**Description of the task**
Extract each line of the data and write it out again exactly.

**Extracted data**
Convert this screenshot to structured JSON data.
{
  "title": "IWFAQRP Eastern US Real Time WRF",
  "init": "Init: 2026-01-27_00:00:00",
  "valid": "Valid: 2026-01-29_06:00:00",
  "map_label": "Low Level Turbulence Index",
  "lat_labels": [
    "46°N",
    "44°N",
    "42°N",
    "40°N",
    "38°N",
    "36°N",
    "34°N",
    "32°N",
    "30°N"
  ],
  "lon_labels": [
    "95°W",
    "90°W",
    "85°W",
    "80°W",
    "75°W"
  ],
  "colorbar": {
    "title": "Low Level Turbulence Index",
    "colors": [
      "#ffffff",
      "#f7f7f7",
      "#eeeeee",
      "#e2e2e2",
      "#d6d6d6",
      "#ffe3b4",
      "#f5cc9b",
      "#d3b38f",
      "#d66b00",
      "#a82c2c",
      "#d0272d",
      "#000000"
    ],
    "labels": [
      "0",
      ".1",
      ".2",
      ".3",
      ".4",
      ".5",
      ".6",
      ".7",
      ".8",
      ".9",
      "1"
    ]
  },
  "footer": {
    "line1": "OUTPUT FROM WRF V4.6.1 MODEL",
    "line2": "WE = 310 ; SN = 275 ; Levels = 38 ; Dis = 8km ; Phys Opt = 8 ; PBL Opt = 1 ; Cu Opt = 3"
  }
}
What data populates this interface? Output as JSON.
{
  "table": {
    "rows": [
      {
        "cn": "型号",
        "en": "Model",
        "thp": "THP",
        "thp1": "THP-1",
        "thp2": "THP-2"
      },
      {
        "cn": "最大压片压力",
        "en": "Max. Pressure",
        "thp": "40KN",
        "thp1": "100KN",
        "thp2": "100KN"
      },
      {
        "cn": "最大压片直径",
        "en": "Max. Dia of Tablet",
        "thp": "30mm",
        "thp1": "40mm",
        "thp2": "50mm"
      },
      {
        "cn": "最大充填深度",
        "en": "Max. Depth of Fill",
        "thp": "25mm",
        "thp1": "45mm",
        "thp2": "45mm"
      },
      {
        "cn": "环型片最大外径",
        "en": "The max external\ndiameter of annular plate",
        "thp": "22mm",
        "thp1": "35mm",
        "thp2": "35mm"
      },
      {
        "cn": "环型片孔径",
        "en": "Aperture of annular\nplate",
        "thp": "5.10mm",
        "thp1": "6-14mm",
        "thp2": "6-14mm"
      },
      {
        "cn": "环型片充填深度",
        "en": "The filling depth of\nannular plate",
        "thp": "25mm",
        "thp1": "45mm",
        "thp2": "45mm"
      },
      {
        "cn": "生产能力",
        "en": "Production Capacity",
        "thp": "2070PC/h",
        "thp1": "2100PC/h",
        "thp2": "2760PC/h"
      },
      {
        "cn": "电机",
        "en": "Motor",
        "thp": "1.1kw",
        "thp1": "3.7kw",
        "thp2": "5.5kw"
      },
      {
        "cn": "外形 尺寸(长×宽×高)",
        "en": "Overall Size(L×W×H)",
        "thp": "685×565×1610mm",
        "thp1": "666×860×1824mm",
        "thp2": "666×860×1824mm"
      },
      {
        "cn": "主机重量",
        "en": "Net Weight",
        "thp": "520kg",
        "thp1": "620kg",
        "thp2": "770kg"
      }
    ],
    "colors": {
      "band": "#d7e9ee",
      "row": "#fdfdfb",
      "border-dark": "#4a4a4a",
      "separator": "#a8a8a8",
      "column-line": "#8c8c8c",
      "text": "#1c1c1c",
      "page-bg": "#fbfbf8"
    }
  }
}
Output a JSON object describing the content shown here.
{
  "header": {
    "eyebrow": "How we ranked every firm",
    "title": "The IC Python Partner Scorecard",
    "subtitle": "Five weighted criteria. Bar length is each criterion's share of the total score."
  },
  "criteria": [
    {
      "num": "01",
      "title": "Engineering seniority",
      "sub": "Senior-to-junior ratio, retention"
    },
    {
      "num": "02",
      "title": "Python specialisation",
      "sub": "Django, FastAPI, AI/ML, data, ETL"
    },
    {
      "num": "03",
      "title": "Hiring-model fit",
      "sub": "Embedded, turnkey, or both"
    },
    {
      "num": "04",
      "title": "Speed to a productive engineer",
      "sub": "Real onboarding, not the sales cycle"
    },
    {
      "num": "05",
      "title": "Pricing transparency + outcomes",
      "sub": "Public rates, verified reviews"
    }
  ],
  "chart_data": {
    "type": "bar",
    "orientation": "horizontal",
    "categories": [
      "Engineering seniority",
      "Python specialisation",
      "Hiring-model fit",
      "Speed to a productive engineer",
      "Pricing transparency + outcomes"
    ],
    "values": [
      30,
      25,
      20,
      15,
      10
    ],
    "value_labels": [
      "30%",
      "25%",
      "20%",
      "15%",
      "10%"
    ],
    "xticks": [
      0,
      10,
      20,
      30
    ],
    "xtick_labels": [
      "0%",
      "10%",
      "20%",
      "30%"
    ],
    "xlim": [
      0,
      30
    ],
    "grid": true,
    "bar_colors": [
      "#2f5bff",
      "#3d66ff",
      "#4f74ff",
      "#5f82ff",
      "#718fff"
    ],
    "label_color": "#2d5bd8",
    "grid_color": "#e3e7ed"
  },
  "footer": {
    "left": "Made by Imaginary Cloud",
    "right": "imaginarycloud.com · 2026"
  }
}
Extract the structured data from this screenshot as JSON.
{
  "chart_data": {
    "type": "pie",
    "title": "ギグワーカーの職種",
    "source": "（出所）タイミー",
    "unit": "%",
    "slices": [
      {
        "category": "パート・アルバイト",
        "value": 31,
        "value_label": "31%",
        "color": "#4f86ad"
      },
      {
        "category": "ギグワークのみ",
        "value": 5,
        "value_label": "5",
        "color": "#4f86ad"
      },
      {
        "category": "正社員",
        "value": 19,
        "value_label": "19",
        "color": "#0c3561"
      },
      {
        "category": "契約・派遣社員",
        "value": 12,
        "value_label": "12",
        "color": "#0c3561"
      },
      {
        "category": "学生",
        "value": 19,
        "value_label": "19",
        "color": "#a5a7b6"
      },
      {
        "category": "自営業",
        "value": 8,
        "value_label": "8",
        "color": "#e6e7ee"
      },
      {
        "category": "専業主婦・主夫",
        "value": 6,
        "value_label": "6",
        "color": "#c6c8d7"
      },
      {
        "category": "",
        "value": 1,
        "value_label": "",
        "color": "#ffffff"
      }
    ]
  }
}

**Result of the task**
Convert this screenshot to structured JSON data.
{
  "title": "IWFAQRP Eastern US Real Time WRF",
  "init": "Init: 2026-01-27_00:00:00",
  "valid": "Valid: 2026-01-29_06:00:00",
  "map_label": "Low Level Turbulence Index",
  "lat_labels": [
    "46°N",
    "44°N",
    "42°N",
    "40°N",
    "38°N",
    "36°N",
    "34°N",
    "32°N",
    "30°N"
  ],
  "lon_labels": [
    "95°W",
    "90°W",
    "85°W",
    "80°W",
    "75°W"
  ],
  "colorbar": {
    "title": "Low Level Turbulence Index",
    "colors": [
      "#ffffff",
      "#f7f7f7",
      "#eeeeee",
      "#e2e2e2",
      "#d6d6d6",
      "#ffe3b4",
      "#f5cc9b",
      "#d3b38f",
      "#d66b00",
      "#a82c2c",
      "#d0272d",
      "#000000"
    ],
    "labels": [
      "0",
      ".1",
      ".2",
      ".3",
      ".4",
      ".5",
      ".6",
      ".7",
      ".8",
      ".9",
      "1"
    ]
  },
  "footer": {
    "line1": "OUTPUT FROM WRF V4.6.1 MODEL",
    "line2": "WE = 310 ; SN = 275 ; Levels = 38 ; Dis = 8km ; Phys Opt = 8 ; PBL Opt = 1 ; Cu Opt = 3"
  }
}
What data populates this interface? Output as JSON.
{
  "table": {
    "rows": [
      {
        "cn": "型号",
        "en": "Model",
        "thp": "THP",
        "thp1": "THP-1",
        "thp2": "THP-2"
      },
      {
        "cn": "最大压片压力",
        "en": "Max. Pressure",
        "thp": "40KN",
        "thp1": "100KN",
        "thp2": "100KN"
      },
      {
        "cn": "最大压片直径",
        "en": "Max. Dia of Tablet",
        "thp": "30mm",
        "thp1": "40mm",
        "thp2": "50mm"
      },
      {
        "cn": "最大充填深度",
        "en": "Max. Depth of Fill",
        "thp": "25mm",
        "thp1": "45mm",
        "thp2": "45mm"
      },
      {
        "cn": "环型片最大外径",
        "en": "The max external\ndiameter of annular plate",
        "thp": "22mm",
        "thp1": "35mm",
        "thp2": "35mm"
      },
      {
        "cn": "环型片孔径",
        "en": "Aperture of annular\nplate",
        "thp": "5.10mm",
        "thp1": "6-14mm",
        "thp2": "6-14mm"
      },
      {
        "cn": "环型片充填深度",
        "en": "The filling depth of\nannular plate",
        "thp": "25mm",
        "thp1": "45mm",
        "thp2": "45mm"
      },
      {
        "cn": "生产能力",
        "en": "Production Capacity",
        "thp": "2070PC/h",
        "thp1": "2100PC/h",
        "thp2": "2760PC/h"
      },
      {
        "cn": "电机",
        "en": "Motor",
        "thp": "1.1kw",
        "thp1": "3.7kw",
        "thp2": "5.5kw"
      },
      {
        "cn": "外形 尺寸(长×宽×高)",
        "en": "Overall Size(L×W×H)",
        "thp": "685×565×1610mm",
        "thp1": "666×860×1824mm",
        "thp2": "666×860×1824mm"
      },
      {
        "cn": "主机重量",
        "en": "Net Weight",
        "thp": "520kg",
        "thp1": "620kg",
        "thp2": "770kg"
      }
    ],
    "colors": {
      "band": "#d7e9ee",
      "row": "#fdfdfb",
      "border-dark": "#4a4a4a",
      "separator": "#a8a8a8",
      "column-line": "#8c8c8c",
      "text": "#1c1c1c",
      "page-bg": "#fbfbf8"
    }
  }
}
Output a JSON object describing the content shown here.
{
  "header": {
    "eyebrow": "How we ranked every firm",
    "title": "The IC Python Partner Scorecard",
    "subtitle": "Five weighted criteria. Bar length is each criterion's share of the total score."
  },
  "criteria": [
    {
      "num": "01",
      "title": "Engineering seniority",
      "sub": "Senior-to-junior ratio, retention"
    },
    {
      "num": "02",
      "title": "Python specialisation",
      "sub": "Django, FastAPI, AI/ML, data, ETL"
    },
    {
      "num": "03",
      "title": "Hiring-model fit",
      "sub": "Embedded, turnkey, or both"
    },
    {
      "num": "04",
      "title": "Speed to a productive engineer",
      "sub": "Real onboarding, not the sales cycle"
    },
    {
      "num": "05",
      "title": "Pricing transparency + outcomes",
      "sub": "Public rates, verified reviews"
    }
  ],
  "chart_data": {
    "type": "bar",
    "orientation": "horizontal",
    "categories": [
      "Engineering seniority",
      "Python specialisation",
      "Hiring-model fit",
      "Speed to a productive engineer",
      "Pricing transparency + outcomes"
    ],
    "values": [
      30,
      25,
      20,
      15,
      10
    ],
    "value_labels": [
      "30%",
      "25%",
      "20%",
      "15%",
      "10%"
    ],
    "xticks": [
      0,
      10,
      20,
      30
    ],
    "xtick_labels": [
      "0%",
      "10%",
      "20%",
      "30%"
    ],
    "xlim": [
      0,
      30
    ],
    "grid": true,
    "bar_colors": [
      "#2f5bff",
      "#3d66ff",
      "#4f74ff",
      "#5f82ff",
      "#718fff"
    ],
    "label_color": "#2d5bd8",
    "grid_color": "#e3e7ed"
  },
  "footer": {
    "left": "Made by Imaginary Cloud",
    "right": "imaginarycloud.com · 2026"
  }
}
Extract the structured data from this screenshot as JSON.
{
  "chart_data": {
    "type": "pie",
    "title": "ギグワーカーの職種",
    "source": "（出所）タイミー",
    "unit": "%",
    "slices": [
      {
        "category": "パート・アルバイト",
        "value": 31,
        "value_label": "31%",
        "color": "#4f86ad"
      },
      {
        "category": "ギグワークのみ",
        "value": 5,
        "value_label": "5",
        "color": "#4f86ad"
      },
      {
        "category": "正社員",
        "value": 19,
        "value_label": "19",
        "color": "#0c3561"
      },
      {
        "category": "契約・派遣社員",
        "value": 12,
        "value_label": "12",
        "color": "#0c3561"
      },
      {
        "category": "学生",
        "value": 19,
        "value_label": "19",
        "color": "#a5a7b6"
      },
      {
        "category": "自営業",
        "value": 8,
        "value_label": "8",
        "color": "#e6e7ee"
      },
      {
        "category": "専業主婦・主夫",
        "value": 6,
        "value_label": "6",
        "color": "#c6c8d7"
      },
      {
        "category": "",
        "value": 1,
        "value_label": "",
        "color": "#ffffff"
      }
    ]
  }
}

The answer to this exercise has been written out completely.